### [Extracted information]
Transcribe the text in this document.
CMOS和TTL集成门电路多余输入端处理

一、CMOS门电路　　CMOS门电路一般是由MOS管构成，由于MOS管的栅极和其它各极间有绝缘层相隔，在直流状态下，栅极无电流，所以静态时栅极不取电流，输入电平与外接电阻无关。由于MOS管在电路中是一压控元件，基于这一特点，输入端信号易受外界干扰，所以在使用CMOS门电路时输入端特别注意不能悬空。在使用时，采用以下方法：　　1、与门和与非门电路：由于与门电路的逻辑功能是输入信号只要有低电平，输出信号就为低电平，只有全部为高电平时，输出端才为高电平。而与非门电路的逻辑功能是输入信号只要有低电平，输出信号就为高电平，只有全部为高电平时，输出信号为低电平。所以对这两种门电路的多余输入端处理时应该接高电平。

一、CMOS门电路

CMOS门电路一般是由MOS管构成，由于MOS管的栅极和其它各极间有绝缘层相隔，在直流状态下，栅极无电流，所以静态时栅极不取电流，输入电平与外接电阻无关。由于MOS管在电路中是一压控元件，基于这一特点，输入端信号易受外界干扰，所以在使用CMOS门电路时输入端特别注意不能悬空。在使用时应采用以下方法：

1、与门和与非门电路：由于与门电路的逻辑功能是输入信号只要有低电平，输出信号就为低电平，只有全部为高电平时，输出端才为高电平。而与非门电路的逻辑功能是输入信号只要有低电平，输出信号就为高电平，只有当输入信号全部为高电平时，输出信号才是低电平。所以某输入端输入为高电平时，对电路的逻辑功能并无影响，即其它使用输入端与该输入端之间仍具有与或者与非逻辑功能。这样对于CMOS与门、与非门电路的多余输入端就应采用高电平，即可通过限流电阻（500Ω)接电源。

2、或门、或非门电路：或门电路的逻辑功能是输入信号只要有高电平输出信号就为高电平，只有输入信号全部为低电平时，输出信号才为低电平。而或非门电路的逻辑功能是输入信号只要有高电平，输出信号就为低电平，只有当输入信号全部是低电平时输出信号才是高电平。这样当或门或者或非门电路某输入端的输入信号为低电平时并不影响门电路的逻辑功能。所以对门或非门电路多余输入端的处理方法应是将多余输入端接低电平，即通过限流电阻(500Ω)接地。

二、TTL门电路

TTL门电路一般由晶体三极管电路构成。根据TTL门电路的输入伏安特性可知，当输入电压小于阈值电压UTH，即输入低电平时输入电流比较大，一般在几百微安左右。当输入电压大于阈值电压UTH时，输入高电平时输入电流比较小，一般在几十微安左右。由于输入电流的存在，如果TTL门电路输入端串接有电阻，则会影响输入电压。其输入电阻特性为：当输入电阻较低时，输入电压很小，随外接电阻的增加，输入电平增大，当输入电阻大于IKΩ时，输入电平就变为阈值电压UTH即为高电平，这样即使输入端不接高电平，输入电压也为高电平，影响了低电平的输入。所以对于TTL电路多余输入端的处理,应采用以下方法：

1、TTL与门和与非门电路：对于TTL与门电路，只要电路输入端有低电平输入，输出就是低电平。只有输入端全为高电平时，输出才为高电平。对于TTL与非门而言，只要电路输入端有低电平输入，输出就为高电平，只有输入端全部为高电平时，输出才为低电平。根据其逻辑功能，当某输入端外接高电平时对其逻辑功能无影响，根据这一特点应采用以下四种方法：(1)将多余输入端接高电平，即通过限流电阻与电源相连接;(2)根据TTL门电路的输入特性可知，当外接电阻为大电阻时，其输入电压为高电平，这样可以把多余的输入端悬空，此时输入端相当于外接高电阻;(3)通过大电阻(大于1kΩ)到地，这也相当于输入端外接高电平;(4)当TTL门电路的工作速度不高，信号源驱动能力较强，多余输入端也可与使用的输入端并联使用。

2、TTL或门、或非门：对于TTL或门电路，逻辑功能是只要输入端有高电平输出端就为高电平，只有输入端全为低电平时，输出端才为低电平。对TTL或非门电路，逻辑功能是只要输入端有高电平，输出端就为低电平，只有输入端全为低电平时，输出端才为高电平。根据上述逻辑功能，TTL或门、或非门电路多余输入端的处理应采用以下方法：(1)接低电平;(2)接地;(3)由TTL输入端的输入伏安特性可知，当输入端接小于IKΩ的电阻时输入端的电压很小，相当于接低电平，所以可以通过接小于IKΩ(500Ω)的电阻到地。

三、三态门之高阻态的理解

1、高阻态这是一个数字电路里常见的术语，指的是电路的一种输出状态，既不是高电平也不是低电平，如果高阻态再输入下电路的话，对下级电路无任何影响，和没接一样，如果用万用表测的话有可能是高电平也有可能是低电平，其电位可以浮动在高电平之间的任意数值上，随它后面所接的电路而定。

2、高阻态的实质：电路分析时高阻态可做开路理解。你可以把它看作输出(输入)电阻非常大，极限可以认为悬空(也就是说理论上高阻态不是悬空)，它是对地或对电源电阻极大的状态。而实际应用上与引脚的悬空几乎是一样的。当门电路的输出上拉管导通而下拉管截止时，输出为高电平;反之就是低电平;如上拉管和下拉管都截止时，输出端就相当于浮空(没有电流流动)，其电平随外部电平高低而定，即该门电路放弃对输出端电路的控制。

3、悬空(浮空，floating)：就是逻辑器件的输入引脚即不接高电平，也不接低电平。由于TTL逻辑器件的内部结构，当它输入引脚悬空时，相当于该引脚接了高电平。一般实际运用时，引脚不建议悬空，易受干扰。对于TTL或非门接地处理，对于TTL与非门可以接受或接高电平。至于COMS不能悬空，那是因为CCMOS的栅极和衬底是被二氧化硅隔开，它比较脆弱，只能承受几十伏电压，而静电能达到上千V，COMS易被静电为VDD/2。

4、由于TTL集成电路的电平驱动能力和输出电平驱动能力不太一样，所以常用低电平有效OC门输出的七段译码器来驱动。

### [What needs to be done]
Note every line above where the string "输入电平与外接电阻无关" shows up, and copy those lines.

### [Answer to this exercise]
一、CMOS门电路　　CMOS门电路一般是由MOS管构成，由于MOS管的栅极和其它各极间有绝缘层相隔，在直流状态下，栅极无电流，所以静态时栅极不取电流，输入电平与外接电阻无关。由于MOS管在电路中是一压控元件，基于这一特点，输入端信号易受外界干扰，所以在使用CMOS门电路时输入端特别注意不能悬空。在使用时，采用以下方法：　　1、与门和与非门电路：由于与门电路的逻辑功能是输入信号只要有低电平，输出信号就为低电平，只有全部为高电平时，输出端才为高电平。而与非门电路的逻辑功能是输入信号只要有低电平，输出信号就为高电平，只有全部为高电平时，输出信号为低电平。所以对这两种门电路的多余输入端处理时应该接高电平。
CMOS门电路一般是由MOS管构成，由于MOS管的栅极和其它各极间有绝缘层相隔，在直流状态下，栅极无电流，所以静态时栅极不取电流，输入电平与外接电阻无关。由于MOS管在电路中是一压控元件，基于这一特点，输入端信号易受外界干扰，所以在使用CMOS门电路时输入端特别注意不能悬空。在使用时应采用以下方法：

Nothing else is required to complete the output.